Written task >>
The answer is a single number: how many lines hold the string "Vertical".

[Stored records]
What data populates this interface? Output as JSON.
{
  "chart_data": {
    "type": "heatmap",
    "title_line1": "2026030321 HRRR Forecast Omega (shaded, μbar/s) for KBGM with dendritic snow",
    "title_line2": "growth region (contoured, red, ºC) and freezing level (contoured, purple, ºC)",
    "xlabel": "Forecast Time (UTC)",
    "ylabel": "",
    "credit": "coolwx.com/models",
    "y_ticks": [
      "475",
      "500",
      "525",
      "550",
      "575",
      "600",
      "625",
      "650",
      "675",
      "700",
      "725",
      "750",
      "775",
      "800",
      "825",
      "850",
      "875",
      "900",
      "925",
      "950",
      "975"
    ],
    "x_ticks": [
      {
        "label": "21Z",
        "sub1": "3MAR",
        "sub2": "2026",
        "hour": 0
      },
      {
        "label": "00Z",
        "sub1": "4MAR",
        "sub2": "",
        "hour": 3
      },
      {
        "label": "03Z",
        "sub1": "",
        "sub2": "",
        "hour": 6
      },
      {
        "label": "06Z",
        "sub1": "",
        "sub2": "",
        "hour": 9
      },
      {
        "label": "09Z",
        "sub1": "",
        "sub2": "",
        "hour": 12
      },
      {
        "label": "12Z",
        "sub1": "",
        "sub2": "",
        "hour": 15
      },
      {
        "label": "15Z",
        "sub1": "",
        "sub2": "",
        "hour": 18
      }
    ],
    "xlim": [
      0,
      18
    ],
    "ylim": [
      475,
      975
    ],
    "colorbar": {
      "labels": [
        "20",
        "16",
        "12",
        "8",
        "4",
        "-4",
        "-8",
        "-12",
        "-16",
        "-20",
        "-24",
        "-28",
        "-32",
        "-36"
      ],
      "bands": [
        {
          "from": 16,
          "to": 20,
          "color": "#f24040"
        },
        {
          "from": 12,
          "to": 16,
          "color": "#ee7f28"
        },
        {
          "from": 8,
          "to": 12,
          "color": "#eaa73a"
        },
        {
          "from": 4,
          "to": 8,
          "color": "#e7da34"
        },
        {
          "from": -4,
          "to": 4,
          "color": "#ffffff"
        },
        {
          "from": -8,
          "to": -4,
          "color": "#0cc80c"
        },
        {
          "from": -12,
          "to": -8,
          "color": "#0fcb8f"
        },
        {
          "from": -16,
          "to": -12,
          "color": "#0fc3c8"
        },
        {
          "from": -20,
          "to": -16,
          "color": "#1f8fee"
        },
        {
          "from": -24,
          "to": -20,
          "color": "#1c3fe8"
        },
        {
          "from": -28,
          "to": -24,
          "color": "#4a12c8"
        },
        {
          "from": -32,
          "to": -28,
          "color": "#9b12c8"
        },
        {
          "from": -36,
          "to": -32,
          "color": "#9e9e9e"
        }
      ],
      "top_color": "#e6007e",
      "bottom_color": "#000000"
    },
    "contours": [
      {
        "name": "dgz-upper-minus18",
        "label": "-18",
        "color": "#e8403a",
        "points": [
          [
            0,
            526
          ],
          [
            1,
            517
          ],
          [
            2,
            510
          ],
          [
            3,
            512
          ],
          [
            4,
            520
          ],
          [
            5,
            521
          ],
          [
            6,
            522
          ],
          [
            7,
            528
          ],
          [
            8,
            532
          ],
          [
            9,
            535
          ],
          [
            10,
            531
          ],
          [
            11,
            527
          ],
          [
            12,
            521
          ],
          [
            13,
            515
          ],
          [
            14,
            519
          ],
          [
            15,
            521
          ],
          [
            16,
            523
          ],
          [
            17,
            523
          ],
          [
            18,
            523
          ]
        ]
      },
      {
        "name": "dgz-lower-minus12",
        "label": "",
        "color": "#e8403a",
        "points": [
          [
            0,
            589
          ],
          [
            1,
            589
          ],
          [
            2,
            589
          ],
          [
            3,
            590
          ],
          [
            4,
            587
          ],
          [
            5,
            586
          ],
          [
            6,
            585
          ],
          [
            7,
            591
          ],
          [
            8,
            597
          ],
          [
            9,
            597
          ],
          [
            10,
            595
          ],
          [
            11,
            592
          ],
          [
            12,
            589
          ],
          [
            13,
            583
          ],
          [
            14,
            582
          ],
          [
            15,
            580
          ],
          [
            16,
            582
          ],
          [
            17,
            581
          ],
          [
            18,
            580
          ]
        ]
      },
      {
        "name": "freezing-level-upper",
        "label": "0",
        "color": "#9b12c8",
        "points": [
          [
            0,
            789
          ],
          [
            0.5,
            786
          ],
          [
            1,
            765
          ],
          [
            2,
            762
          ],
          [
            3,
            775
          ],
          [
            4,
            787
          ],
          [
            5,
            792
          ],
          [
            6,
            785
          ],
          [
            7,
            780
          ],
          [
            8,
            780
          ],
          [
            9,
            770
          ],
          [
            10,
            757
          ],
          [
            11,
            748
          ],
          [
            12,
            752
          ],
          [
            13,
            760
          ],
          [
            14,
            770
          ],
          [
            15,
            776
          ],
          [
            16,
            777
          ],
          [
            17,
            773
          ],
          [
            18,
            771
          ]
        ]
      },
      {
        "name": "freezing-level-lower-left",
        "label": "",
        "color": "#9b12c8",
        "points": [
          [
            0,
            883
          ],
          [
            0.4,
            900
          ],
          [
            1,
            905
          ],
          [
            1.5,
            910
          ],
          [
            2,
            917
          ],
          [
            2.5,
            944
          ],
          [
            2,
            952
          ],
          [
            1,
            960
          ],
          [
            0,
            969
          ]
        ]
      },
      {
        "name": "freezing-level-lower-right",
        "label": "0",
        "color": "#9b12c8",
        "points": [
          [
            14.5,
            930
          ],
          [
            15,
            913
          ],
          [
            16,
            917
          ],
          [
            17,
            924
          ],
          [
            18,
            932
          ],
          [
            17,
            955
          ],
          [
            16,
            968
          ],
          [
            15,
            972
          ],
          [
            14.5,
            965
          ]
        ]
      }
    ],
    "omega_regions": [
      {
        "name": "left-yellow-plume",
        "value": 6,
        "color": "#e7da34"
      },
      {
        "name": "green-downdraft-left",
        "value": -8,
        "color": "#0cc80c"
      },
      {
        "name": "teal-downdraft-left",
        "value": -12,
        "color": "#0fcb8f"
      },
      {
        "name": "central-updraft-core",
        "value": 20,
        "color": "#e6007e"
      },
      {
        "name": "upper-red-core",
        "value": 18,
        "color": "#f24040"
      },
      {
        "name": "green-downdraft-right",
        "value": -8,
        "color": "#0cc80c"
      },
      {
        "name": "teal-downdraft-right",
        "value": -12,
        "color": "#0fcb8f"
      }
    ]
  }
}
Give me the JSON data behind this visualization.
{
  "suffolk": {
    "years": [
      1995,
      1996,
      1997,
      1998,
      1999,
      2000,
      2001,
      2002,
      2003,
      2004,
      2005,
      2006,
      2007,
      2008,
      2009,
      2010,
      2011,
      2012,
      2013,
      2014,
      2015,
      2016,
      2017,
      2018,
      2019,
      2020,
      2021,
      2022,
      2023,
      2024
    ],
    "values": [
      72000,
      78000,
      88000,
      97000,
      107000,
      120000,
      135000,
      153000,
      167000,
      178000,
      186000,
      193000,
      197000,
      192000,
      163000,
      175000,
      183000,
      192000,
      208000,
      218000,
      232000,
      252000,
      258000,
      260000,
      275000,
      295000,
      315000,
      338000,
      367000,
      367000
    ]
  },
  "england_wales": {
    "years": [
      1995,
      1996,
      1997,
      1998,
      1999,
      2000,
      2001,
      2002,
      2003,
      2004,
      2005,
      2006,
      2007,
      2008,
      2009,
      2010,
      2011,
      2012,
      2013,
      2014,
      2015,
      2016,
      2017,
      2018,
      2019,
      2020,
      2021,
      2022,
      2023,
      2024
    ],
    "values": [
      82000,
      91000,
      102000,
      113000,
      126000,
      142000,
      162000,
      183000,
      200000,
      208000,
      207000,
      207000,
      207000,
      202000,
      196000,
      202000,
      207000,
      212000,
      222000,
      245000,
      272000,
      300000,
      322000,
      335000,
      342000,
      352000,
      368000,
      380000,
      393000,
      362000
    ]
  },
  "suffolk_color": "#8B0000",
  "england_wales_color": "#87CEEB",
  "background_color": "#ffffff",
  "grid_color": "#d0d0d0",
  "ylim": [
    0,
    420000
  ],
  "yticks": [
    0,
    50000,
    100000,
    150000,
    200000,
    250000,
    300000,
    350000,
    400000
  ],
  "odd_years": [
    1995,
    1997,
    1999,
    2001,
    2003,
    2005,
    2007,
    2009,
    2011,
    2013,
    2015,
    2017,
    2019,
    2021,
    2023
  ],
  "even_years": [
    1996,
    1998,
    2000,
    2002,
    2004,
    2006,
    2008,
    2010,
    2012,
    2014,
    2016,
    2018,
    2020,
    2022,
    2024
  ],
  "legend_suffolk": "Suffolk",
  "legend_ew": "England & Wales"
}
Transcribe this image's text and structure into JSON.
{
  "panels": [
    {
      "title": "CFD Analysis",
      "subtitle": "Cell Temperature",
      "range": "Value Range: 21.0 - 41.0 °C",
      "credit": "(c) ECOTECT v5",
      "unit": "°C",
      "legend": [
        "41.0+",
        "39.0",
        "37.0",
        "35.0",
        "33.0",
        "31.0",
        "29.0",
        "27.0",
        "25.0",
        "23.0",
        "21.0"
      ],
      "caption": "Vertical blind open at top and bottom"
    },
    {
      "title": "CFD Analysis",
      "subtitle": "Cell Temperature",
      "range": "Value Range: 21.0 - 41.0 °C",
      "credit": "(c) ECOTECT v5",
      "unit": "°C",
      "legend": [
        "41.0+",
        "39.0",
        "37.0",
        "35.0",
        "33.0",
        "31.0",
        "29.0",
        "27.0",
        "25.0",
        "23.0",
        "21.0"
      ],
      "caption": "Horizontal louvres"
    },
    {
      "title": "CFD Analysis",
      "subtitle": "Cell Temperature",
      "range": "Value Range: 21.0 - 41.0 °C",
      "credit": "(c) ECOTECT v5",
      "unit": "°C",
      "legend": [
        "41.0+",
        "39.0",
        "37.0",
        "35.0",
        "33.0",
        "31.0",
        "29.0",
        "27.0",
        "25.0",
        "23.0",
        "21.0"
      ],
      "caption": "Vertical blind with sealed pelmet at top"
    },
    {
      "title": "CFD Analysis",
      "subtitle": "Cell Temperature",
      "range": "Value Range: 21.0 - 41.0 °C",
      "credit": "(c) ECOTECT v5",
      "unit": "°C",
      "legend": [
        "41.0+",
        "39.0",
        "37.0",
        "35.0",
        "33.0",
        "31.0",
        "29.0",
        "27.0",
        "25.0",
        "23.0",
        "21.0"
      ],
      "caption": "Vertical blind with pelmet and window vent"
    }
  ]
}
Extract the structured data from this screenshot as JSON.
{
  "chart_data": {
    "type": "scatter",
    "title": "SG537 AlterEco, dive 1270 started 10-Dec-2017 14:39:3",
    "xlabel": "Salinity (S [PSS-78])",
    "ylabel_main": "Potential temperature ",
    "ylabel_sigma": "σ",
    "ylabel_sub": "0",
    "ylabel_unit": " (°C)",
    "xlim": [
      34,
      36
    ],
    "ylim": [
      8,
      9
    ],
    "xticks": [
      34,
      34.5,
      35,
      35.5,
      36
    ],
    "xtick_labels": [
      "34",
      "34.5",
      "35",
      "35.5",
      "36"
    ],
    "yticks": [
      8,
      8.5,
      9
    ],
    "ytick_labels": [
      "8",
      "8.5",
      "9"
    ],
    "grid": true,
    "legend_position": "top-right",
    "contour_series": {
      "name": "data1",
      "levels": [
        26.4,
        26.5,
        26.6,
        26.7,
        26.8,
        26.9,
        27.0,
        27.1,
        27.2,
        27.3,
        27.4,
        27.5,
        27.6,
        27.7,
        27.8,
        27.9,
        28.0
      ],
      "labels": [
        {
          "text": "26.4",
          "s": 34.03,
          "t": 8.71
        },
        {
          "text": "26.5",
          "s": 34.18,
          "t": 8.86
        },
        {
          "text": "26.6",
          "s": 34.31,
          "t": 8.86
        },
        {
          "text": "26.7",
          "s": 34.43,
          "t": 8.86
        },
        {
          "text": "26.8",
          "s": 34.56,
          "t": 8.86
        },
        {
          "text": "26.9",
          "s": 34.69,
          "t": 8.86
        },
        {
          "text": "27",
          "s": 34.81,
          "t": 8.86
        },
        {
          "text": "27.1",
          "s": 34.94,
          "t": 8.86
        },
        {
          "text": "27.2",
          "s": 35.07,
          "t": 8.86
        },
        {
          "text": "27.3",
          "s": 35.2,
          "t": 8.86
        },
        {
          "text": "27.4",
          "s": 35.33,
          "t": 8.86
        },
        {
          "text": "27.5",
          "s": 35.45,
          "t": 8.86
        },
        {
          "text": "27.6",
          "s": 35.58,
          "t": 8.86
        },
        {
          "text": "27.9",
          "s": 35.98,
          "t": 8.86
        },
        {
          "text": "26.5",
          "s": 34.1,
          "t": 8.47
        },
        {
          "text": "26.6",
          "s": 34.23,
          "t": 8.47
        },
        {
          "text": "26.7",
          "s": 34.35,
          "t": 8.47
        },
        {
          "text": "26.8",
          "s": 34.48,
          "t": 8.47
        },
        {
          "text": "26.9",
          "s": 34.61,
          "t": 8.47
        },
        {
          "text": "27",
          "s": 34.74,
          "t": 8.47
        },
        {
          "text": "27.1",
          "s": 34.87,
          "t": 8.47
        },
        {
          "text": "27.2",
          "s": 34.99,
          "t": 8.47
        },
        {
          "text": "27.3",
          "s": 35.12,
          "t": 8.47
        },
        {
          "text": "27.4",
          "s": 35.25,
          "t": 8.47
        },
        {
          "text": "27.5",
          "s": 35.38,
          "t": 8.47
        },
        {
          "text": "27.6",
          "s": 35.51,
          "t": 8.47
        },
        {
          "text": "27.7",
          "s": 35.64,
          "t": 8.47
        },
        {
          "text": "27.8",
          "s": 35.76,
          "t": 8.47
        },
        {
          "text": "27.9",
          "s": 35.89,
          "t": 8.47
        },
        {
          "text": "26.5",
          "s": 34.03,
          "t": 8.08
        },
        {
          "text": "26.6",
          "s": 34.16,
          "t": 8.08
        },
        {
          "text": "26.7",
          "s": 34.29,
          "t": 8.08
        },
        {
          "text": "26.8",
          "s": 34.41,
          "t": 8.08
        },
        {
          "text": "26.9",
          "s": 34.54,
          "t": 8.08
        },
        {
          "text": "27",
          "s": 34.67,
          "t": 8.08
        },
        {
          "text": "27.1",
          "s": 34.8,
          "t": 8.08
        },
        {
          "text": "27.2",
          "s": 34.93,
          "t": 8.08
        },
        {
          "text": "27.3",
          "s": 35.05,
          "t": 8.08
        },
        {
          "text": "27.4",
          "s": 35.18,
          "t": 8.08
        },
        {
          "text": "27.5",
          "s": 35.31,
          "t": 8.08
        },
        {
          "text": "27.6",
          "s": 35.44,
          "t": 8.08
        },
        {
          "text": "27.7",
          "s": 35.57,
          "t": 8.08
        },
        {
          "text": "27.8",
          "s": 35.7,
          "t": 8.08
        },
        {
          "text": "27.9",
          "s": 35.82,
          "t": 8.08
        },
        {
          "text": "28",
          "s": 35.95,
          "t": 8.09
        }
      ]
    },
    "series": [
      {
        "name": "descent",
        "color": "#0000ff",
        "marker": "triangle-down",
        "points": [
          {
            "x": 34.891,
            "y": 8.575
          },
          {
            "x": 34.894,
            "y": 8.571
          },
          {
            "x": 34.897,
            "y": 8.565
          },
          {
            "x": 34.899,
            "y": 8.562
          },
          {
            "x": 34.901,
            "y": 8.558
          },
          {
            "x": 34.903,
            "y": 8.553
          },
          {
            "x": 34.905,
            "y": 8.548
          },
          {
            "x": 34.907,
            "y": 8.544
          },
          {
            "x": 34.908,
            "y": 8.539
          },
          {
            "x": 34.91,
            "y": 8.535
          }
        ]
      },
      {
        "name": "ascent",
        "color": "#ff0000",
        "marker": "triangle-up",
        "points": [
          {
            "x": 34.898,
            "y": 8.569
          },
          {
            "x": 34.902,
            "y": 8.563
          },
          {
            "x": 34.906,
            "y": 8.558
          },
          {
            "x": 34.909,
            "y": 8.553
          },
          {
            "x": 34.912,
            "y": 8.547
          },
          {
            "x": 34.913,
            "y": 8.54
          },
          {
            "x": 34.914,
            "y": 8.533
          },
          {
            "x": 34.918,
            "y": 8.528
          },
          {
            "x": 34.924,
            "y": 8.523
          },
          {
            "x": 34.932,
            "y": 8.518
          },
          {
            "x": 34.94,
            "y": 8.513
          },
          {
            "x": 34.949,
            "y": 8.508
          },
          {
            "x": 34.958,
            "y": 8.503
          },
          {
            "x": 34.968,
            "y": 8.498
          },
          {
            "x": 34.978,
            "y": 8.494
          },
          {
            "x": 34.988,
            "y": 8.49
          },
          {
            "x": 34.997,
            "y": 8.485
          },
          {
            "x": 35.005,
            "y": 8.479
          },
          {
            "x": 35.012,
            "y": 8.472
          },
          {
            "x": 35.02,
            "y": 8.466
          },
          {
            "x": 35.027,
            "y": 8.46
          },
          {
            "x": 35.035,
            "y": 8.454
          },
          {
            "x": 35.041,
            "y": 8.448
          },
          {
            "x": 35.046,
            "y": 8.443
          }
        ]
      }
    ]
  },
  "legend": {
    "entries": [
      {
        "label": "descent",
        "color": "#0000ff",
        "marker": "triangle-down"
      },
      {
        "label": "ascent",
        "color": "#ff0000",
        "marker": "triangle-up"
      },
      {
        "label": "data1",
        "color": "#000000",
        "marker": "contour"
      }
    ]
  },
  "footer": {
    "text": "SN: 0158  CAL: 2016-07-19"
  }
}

Answer below >>
3